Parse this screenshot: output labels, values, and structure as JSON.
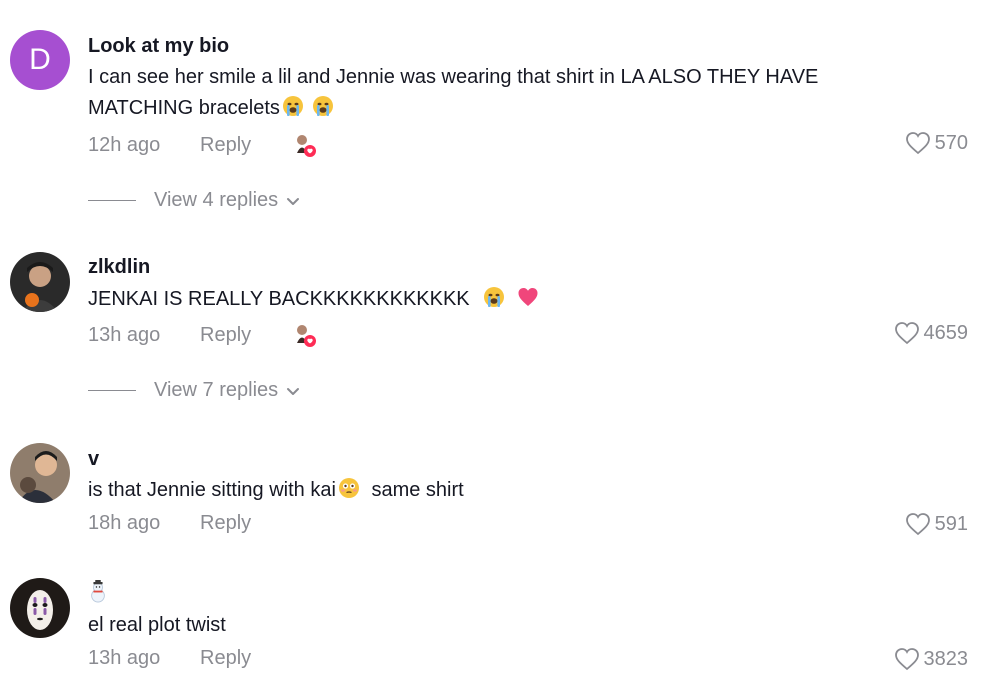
{
  "comments": [
    {
      "avatar_letter": "D",
      "username": "Look at my bio",
      "text": "I can see her smile a lil and Jennie was wearing that shirt in LA ALSO THEY HAVE MATCHING bracelets",
      "time": "12h ago",
      "reply_label": "Reply",
      "likes": "570",
      "view_replies": "View 4 replies"
    },
    {
      "username": "zlkdlin",
      "text": "JENKAI IS REALLY BACKKKKKKKKKKKK",
      "time": "13h ago",
      "reply_label": "Reply",
      "likes": "4659",
      "view_replies": "View 7 replies"
    },
    {
      "username": "v",
      "text_before": "is that Jennie sitting with kai",
      "text_after": "same shirt",
      "time": "18h ago",
      "reply_label": "Reply",
      "likes": "591"
    },
    {
      "username": "",
      "text": "el real plot twist",
      "time": "13h ago",
      "reply_label": "Reply",
      "likes": "3823"
    }
  ],
  "colors": {
    "avatar_letter_bg": "#a64fd1",
    "muted": "#8a8b91",
    "text": "#161823",
    "heart_badge": "#fe2c55"
  },
  "icons": [
    "heart-outline-icon",
    "chevron-down-icon",
    "creator-liked-badge-icon",
    "loudly-crying-face-emoji",
    "pink-heart-emoji",
    "flushed-face-emoji",
    "snowman-emoji"
  ]
}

####################

» **Task instructions**
Every line containing the string "username" must be listed.

» **Exercise result**
      "username": "Look at my bio",
      "username": "zlkdlin",
      "username": "v",
      "username": "",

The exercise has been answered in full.